-- Begin --

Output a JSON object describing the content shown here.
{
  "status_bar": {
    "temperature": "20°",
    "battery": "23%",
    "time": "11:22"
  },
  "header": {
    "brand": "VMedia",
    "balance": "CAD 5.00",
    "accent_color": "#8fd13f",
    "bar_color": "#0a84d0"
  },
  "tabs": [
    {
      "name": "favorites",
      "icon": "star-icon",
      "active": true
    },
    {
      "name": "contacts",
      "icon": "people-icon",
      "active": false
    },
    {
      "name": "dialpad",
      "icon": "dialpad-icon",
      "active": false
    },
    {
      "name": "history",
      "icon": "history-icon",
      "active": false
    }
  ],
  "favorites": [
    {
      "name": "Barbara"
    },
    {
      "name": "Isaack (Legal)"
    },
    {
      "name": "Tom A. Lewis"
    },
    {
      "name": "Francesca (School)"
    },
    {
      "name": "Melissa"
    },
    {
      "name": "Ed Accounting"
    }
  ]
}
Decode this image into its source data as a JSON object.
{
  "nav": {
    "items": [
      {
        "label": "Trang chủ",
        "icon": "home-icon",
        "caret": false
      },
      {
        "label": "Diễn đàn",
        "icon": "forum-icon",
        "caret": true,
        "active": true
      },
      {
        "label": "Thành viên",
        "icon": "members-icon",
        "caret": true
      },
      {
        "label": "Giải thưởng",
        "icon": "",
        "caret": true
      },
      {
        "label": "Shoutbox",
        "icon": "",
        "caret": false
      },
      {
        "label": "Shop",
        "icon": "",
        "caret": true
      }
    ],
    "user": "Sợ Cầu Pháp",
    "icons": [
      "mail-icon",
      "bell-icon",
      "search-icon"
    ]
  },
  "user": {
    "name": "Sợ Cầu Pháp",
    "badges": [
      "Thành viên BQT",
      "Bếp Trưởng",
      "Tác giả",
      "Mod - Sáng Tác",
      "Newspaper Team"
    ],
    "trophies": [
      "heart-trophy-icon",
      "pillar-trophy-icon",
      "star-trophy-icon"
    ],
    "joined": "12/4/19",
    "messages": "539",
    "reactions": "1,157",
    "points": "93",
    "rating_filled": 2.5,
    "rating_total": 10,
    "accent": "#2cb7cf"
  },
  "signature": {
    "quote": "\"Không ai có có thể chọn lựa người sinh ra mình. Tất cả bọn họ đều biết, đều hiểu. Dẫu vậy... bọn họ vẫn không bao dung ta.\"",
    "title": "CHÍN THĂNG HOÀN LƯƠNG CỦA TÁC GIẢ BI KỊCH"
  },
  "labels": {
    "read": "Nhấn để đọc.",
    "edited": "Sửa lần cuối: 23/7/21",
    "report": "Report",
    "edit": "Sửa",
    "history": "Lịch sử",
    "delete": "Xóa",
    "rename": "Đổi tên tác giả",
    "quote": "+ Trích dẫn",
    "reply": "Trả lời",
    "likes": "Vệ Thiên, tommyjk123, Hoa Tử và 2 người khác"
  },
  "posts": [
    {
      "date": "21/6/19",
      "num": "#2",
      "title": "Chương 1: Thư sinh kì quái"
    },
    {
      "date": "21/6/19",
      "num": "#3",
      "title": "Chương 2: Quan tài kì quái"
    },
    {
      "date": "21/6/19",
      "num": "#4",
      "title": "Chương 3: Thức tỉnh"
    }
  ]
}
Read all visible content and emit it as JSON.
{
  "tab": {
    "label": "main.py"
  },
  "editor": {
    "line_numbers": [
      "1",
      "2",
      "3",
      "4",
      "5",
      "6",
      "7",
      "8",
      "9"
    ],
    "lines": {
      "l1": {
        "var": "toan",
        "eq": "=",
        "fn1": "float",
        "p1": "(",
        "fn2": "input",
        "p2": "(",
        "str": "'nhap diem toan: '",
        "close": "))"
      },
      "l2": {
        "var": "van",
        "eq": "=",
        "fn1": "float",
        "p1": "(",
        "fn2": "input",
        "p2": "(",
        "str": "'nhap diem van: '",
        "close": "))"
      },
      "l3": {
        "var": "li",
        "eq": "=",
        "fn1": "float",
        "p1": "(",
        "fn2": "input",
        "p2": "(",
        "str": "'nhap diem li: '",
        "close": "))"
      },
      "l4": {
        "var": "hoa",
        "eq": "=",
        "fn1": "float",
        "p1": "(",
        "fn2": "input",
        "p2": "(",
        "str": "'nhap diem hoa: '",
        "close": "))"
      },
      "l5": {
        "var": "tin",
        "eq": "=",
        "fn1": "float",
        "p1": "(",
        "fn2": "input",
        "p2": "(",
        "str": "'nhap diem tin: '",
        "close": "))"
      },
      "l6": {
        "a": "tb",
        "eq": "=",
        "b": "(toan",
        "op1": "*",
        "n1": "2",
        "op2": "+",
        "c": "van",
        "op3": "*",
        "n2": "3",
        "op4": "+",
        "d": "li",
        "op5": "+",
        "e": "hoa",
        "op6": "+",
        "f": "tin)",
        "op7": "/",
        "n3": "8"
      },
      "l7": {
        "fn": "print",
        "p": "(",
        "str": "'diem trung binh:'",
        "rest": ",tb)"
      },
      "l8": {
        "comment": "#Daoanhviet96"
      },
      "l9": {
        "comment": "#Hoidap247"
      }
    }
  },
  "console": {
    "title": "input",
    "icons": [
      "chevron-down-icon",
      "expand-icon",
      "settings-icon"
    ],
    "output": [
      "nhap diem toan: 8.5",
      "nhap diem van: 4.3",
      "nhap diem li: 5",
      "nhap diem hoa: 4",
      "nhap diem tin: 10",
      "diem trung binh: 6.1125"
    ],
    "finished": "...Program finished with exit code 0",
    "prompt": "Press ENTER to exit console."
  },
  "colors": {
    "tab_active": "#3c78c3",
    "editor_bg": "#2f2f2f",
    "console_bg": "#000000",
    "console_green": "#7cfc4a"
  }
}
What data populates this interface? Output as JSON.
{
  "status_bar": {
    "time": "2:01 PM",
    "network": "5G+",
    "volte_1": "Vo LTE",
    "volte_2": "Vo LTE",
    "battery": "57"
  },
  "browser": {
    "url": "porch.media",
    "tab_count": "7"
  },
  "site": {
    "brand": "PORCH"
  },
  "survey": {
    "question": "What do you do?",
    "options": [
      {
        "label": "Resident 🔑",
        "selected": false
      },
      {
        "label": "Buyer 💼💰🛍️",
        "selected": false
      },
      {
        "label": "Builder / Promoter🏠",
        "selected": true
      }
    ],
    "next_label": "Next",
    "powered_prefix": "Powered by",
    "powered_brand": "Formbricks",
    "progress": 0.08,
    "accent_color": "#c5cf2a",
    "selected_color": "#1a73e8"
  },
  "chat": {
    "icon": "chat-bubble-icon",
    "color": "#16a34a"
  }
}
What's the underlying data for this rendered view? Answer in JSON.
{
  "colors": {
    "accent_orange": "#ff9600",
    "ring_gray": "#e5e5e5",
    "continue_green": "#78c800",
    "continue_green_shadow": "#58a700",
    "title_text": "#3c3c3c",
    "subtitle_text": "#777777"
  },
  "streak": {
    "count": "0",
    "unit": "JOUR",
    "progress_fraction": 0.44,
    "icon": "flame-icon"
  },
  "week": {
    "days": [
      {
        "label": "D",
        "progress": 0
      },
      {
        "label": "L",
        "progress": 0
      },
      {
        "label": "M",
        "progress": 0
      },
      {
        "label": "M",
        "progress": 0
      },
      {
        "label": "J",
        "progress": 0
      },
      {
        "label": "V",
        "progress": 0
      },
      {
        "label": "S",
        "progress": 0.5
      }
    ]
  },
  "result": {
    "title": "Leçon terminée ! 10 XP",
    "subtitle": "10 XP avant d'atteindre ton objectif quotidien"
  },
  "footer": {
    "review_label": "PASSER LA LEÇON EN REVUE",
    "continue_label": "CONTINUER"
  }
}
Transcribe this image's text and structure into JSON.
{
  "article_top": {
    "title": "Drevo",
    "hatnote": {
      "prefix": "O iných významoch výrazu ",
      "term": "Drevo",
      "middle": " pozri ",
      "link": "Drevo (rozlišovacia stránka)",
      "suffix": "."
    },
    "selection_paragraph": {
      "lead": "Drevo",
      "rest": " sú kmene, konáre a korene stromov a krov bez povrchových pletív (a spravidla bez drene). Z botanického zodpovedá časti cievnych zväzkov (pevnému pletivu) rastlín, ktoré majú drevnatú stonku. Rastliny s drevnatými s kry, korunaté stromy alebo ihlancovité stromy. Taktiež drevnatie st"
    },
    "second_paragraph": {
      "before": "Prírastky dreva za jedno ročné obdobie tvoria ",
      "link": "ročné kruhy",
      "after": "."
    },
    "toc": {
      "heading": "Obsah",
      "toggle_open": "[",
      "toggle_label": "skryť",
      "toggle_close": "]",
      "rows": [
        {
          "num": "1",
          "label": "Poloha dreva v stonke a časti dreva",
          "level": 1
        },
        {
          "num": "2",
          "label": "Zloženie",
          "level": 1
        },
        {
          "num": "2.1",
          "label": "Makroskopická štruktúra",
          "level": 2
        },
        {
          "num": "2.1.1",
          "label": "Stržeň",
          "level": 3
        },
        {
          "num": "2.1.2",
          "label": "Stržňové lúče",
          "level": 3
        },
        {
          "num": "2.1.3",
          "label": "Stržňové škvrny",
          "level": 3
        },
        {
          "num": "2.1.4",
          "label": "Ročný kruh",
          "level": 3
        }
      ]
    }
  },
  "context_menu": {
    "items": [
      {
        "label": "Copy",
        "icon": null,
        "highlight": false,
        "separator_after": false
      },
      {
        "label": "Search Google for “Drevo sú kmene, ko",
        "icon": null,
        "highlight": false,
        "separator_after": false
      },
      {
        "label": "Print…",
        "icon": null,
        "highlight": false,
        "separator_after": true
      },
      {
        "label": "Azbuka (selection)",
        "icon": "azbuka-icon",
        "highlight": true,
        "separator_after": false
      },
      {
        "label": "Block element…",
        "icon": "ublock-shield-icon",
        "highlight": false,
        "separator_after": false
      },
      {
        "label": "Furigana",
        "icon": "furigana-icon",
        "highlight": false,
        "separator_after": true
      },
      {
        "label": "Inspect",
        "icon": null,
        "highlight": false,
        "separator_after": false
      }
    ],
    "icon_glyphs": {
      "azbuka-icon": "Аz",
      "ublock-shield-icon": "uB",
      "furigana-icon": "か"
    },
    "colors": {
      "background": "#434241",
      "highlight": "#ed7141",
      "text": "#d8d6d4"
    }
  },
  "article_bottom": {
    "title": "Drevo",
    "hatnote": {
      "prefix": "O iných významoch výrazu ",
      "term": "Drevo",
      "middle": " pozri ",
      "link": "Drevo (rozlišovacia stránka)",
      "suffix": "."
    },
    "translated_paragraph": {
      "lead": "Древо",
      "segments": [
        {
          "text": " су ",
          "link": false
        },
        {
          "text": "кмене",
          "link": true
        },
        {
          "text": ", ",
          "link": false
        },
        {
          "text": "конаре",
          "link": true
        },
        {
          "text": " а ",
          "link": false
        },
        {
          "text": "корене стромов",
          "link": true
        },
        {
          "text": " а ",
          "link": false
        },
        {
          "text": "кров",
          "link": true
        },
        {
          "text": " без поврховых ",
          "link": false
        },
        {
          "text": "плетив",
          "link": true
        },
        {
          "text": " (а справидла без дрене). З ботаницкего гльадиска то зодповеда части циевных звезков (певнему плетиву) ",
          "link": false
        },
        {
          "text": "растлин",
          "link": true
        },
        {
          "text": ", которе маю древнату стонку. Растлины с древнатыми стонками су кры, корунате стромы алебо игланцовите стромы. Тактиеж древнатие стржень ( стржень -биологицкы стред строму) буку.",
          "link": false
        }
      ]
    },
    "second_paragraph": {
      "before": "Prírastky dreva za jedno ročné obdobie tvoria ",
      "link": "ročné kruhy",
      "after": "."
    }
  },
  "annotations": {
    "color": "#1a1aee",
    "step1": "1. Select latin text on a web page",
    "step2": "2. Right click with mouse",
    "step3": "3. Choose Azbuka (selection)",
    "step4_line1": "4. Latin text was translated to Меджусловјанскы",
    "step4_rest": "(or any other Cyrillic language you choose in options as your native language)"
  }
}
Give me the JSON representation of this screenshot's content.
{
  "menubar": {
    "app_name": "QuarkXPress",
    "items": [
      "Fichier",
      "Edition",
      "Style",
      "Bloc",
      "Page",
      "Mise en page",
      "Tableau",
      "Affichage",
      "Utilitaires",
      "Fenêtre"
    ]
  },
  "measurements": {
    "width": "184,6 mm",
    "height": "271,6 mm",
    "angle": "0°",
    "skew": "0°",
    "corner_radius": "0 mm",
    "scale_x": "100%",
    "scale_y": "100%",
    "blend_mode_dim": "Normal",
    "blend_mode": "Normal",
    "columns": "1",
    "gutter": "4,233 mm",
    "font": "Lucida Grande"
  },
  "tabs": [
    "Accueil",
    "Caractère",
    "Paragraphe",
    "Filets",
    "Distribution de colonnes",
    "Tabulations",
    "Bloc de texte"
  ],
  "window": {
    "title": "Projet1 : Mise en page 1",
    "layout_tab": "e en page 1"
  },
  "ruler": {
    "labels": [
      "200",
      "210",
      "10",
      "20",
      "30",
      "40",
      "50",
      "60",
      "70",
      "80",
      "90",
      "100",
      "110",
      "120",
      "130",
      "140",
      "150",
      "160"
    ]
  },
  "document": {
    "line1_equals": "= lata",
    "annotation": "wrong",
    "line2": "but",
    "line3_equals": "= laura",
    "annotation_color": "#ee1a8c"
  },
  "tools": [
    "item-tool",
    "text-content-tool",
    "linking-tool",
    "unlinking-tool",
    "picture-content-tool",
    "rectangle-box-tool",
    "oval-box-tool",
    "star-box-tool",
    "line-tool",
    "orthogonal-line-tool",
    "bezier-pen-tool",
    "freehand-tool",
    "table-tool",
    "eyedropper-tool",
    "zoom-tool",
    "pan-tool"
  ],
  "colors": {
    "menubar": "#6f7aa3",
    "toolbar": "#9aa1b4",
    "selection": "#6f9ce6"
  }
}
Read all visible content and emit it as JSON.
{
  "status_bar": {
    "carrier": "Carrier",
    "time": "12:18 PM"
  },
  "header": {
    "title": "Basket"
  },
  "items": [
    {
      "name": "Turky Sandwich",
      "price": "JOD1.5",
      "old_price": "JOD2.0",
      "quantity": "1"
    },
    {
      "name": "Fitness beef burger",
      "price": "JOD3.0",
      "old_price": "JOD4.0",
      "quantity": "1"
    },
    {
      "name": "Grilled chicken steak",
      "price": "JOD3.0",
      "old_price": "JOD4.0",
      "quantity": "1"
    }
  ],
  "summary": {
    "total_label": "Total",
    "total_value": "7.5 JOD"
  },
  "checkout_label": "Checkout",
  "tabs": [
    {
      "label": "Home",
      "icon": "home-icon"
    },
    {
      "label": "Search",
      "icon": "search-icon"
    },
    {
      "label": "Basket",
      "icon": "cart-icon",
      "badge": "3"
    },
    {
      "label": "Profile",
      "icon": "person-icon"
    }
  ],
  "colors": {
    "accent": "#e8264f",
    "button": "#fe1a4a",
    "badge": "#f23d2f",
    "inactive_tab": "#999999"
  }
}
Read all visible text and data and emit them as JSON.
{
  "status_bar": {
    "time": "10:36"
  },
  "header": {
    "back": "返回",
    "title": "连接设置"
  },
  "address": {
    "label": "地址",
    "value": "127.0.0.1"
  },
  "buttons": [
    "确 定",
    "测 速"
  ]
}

-- End --

» Required work
Retype nothing except the lines from the line holding "Read all visible text" through the last line of the entries, both included.

» Answer to this exercise
Read all visible text and data and emit them as JSON.
{
  "status_bar": {
    "time": "10:36"
  },
  "header": {
    "back": "返回",
    "title": "连接设置"
  },
  "address": {
    "label": "地址",
    "value": "127.0.0.1"
  },
  "buttons": [
    "确 定",
    "测 速"
  ]
}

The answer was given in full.